* _Prompt_
Can you retype every record below exactly as written?

━━━━━━━━

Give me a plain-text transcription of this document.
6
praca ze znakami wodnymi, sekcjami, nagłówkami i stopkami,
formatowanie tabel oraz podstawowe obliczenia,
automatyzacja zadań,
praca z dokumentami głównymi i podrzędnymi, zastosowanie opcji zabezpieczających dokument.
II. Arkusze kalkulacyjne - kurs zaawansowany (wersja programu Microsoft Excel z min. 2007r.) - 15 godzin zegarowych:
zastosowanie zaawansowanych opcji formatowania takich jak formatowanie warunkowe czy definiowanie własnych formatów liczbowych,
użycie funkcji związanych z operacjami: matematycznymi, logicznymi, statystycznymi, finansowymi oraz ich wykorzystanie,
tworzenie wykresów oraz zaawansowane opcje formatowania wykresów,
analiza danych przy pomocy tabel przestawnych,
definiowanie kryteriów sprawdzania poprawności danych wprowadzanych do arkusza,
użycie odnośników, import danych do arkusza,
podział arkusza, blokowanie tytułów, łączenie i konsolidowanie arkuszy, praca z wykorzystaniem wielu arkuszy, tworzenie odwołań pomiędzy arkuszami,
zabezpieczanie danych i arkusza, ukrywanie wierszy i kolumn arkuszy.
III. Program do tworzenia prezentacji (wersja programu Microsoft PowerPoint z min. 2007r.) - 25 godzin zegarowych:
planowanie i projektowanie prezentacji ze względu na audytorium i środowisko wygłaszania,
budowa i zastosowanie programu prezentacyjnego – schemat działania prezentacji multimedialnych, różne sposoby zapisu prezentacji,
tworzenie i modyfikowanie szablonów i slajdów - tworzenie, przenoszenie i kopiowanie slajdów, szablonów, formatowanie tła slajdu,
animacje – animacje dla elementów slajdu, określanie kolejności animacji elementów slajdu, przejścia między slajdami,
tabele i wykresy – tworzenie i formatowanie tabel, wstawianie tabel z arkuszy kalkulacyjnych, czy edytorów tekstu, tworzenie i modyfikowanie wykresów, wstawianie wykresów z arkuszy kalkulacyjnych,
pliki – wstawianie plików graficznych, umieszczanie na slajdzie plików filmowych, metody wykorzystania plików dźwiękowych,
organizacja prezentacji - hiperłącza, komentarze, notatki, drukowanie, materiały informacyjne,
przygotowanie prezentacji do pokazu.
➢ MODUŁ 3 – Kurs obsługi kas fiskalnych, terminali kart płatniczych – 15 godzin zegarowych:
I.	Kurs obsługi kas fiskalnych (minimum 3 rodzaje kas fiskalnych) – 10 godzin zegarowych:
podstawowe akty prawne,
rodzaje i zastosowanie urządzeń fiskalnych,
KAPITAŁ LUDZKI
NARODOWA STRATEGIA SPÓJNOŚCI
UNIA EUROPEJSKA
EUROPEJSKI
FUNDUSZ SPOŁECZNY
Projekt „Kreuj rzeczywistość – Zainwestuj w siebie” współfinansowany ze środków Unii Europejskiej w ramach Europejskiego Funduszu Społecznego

━━━━━━━━

* _Response_
Give me a plain-text transcription of this document.
6
praca ze znakami wodnymi, sekcjami, nagłówkami i stopkami,
formatowanie tabel oraz podstawowe obliczenia,
automatyzacja zadań,
praca z dokumentami głównymi i podrzędnymi, zastosowanie opcji zabezpieczających dokument.
II. Arkusze kalkulacyjne - kurs zaawansowany (wersja programu Microsoft Excel z min. 2007r.) - 15 godzin zegarowych:
zastosowanie zaawansowanych opcji formatowania takich jak formatowanie warunkowe czy definiowanie własnych formatów liczbowych,
użycie funkcji związanych z operacjami: matematycznymi, logicznymi, statystycznymi, finansowymi oraz ich wykorzystanie,
tworzenie wykresów oraz zaawansowane opcje formatowania wykresów,
analiza danych przy pomocy tabel przestawnych,
definiowanie kryteriów sprawdzania poprawności danych wprowadzanych do arkusza,
użycie odnośników, import danych do arkusza,
podział arkusza, blokowanie tytułów, łączenie i konsolidowanie arkuszy, praca z wykorzystaniem wielu arkuszy, tworzenie odwołań pomiędzy arkuszami,
zabezpieczanie danych i arkusza, ukrywanie wierszy i kolumn arkuszy.
III. Program do tworzenia prezentacji (wersja programu Microsoft PowerPoint z min. 2007r.) - 25 godzin zegarowych:
planowanie i projektowanie prezentacji ze względu na audytorium i środowisko wygłaszania,
budowa i zastosowanie programu prezentacyjnego – schemat działania prezentacji multimedialnych, różne sposoby zapisu prezentacji,
tworzenie i modyfikowanie szablonów i slajdów - tworzenie, przenoszenie i kopiowanie slajdów, szablonów, formatowanie tła slajdu,
animacje – animacje dla elementów slajdu, określanie kolejności animacji elementów slajdu, przejścia między slajdami,
tabele i wykresy – tworzenie i formatowanie tabel, wstawianie tabel z arkuszy kalkulacyjnych, czy edytorów tekstu, tworzenie i modyfikowanie wykresów, wstawianie wykresów z arkuszy kalkulacyjnych,
pliki – wstawianie plików graficznych, umieszczanie na slajdzie plików filmowych, metody wykorzystania plików dźwiękowych,
organizacja prezentacji - hiperłącza, komentarze, notatki, drukowanie, materiały informacyjne,
przygotowanie prezentacji do pokazu.
➢ MODUŁ 3 – Kurs obsługi kas fiskalnych, terminali kart płatniczych – 15 godzin zegarowych:
I.	Kurs obsługi kas fiskalnych (minimum 3 rodzaje kas fiskalnych) – 10 godzin zegarowych:
podstawowe akty prawne,
rodzaje i zastosowanie urządzeń fiskalnych,
KAPITAŁ LUDZKI
NARODOWA STRATEGIA SPÓJNOŚCI
UNIA EUROPEJSKA
EUROPEJSKI
FUNDUSZ SPOŁECZNY
Projekt „Kreuj rzeczywistość – Zainwestuj w siebie” współfinansowany ze środków Unii Europejskiej w ramach Europejskiego Funduszu Społecznego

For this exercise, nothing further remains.